Instructions to follow ▸ Each line of the material below that holds the word "name" needs to be copied.

Records to use ▸
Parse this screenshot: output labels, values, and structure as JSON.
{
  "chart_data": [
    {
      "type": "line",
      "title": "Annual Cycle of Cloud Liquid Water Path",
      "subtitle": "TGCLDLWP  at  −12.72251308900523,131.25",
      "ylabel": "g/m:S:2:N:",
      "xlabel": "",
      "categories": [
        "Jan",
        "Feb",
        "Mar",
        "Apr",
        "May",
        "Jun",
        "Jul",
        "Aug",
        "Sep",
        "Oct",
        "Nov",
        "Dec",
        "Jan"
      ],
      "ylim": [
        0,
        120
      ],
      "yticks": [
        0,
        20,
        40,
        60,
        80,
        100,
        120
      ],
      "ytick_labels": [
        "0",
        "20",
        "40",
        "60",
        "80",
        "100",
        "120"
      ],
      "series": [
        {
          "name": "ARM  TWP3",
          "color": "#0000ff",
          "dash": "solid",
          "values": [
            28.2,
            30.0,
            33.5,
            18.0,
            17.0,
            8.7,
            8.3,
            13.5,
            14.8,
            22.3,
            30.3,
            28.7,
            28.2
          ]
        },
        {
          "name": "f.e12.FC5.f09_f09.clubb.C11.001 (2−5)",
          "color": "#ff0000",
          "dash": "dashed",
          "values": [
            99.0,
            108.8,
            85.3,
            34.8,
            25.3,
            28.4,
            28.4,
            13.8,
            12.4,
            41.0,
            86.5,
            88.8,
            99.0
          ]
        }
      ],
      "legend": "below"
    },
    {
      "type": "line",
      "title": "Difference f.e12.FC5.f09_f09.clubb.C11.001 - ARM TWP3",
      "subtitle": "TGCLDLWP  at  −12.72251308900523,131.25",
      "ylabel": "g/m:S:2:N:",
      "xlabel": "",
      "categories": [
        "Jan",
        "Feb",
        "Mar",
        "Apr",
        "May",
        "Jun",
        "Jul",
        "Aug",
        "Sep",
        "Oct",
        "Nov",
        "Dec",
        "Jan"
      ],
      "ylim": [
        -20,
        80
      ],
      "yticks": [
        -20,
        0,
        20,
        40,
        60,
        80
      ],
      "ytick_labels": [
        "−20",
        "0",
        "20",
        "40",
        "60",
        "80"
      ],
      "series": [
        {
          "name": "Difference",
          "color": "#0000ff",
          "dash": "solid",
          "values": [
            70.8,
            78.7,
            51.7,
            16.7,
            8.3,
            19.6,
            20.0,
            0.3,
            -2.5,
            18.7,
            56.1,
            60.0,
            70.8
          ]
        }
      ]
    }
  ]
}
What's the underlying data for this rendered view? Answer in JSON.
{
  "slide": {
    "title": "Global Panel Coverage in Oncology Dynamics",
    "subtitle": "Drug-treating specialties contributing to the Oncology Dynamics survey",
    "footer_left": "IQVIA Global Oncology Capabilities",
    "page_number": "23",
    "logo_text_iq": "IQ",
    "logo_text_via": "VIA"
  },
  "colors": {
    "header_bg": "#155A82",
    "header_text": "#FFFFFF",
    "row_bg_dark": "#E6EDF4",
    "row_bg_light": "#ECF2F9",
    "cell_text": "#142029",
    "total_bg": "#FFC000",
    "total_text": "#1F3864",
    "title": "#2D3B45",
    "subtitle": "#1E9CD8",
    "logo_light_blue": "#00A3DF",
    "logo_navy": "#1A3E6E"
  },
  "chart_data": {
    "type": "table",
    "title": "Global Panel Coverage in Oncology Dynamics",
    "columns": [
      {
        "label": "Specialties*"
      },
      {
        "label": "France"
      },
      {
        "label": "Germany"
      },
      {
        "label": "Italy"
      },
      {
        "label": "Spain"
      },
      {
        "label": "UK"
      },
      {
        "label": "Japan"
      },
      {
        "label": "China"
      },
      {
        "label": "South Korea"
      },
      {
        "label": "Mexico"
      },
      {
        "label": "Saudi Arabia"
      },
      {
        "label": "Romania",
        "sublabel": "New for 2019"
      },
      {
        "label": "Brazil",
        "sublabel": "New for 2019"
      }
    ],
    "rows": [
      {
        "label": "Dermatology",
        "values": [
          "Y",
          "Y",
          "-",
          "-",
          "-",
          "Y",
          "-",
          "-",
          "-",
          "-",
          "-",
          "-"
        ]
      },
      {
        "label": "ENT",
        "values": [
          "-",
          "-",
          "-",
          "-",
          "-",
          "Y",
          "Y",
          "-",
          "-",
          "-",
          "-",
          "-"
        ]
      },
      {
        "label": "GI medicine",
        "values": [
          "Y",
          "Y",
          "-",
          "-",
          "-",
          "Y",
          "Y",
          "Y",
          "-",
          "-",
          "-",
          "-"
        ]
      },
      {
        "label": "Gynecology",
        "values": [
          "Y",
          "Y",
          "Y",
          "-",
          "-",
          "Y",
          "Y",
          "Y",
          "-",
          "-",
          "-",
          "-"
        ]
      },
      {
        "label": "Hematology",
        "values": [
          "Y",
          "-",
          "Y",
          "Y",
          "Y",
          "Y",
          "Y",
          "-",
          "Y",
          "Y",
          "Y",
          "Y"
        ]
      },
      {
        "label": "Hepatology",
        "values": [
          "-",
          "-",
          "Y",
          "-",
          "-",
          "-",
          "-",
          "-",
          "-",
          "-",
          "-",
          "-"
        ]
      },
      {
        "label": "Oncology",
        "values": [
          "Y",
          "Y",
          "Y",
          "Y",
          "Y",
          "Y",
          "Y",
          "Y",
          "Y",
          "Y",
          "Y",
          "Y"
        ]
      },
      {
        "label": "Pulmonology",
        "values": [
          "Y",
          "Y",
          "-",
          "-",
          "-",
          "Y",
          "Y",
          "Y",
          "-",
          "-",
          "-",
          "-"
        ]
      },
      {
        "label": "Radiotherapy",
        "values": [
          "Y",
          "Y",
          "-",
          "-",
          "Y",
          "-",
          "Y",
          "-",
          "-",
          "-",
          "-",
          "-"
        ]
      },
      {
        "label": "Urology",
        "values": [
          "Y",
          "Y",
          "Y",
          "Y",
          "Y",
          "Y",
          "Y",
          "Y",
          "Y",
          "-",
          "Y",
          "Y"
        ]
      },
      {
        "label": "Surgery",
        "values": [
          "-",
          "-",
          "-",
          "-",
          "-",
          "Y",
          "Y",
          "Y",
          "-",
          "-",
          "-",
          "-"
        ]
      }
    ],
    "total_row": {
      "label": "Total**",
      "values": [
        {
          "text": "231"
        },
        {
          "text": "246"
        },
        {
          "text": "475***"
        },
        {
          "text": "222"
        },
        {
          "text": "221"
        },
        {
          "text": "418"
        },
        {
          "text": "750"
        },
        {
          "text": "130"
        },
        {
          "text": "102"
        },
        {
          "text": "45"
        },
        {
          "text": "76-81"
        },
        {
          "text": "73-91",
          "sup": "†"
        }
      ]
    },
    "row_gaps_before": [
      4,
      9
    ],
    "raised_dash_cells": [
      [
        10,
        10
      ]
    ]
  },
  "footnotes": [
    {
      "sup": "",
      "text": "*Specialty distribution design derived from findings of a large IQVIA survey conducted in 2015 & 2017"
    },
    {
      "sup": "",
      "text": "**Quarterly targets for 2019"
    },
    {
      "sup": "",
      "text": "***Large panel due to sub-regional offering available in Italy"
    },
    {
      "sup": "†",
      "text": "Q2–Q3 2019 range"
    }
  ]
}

The response ▸
          "name": "ARM  TWP3",
          "name": "f.e12.FC5.f09_f09.clubb.C11.001 (2−5)",
          "name": "Difference",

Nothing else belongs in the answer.